● **WHAT YOU NEED TO DO**
Please give the date on which the original poster came home from camp in the fruit fly thread.

● **TEXT BLOCK**
# Fruit fly's ruin my week 2



## vivlover10 (Oct 10, 2010)

Ok so here's my story;

First, I leave for sleep-away summer camp on July 14. I feed my 6 varadero the last of my producing culture. They were fine because this is what I normally do when we go on weeks vacation. So I had a freshly started culture that should be producing when i come back ready to go. I told my mom to mist every day and they'll be fine. So i had a great time at camp thinking nothing of my frogs for once.On July 20th I come home and what do I find no flys in my culture what-so-ever, just green and white mold everywhere. So i told my mom we needed flys asap. We went to Jungle Bobs Reptile world which had no producing cultures, but had freshly started ones. I got it because I had no choice. So today I'm looking 4 days later, and to my demise what do I see 8 flies and mites. I am very upset and have 7 hungry mouths to feed. Yes seven! Over the week I found a brand new froglet! I have no food for the time being as well as patience. These are the parts of this hobby that really tear you apart from it. 

Thanks,
Rob


----------



## JPccusa (Mar 10, 2009)

Lessons to be learned:

- Always make more FF cultures than you need. Two per week would work for you. They back each other up in case of failure. 

- Always culture a variety of feeders - FFs, springtails, isopods, etc. They too back each other up in case of failure.

- Always seed your tank(s) with microfauna.

- Always have frogger friends nearby. 

Good luck... maybe a frogger friend will be able to help you, otherwise you may need to go to your local pet shop again to get more flies soon.


----------



## Dendroguy (Dec 4, 2010)

I'd order a producing culture from a sponsor ASAP. If you seeded your tank they should be fine until you can get a culture. Heck, often times I feed my frogs only twice a week (unless they are breeding, which I feed 3-4) and they are fine fat and calling.

D


----------



## ZookeeperDoug (Jun 5, 2011)

I'm sure someone on that part of the country will hook you up. I know if I was local I would. I've bailed out local froggers many times.


----------



## frog dude (Nov 11, 2011)

If nobody local steps up, I can send you a producing culture. Just PM me if the time comes.


----------



## vivlover10 (Oct 10, 2010)

To make it more interesting I am going to Myrtle beach next week so I need to feed them a LOT! Either this culture better start producing or I need to find a culture asap!


----------



## rigel10 (Jun 1, 2012)

I would not go anywhere if I were in your situation. It happened to me the same three weeks ago, but fortunately there is plenty of microfauna in my vivs.

● **DATA EXTRACT**
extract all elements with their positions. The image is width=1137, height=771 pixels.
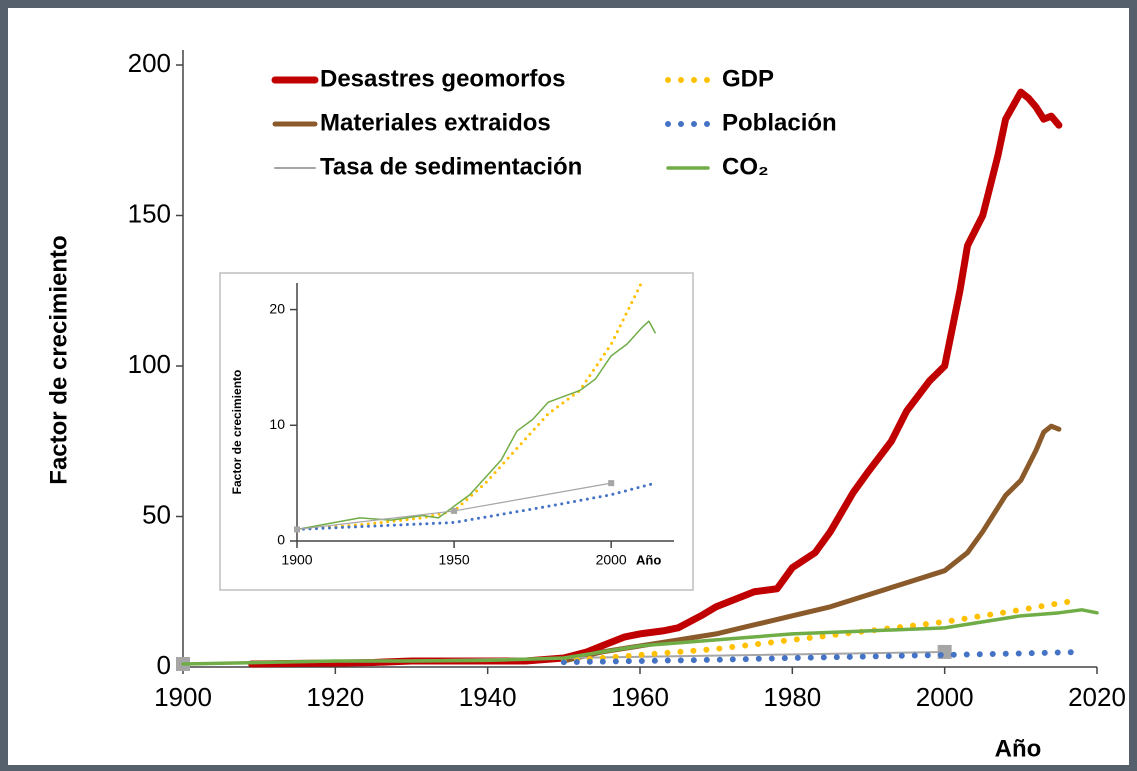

● **SOLUTION**
July 20th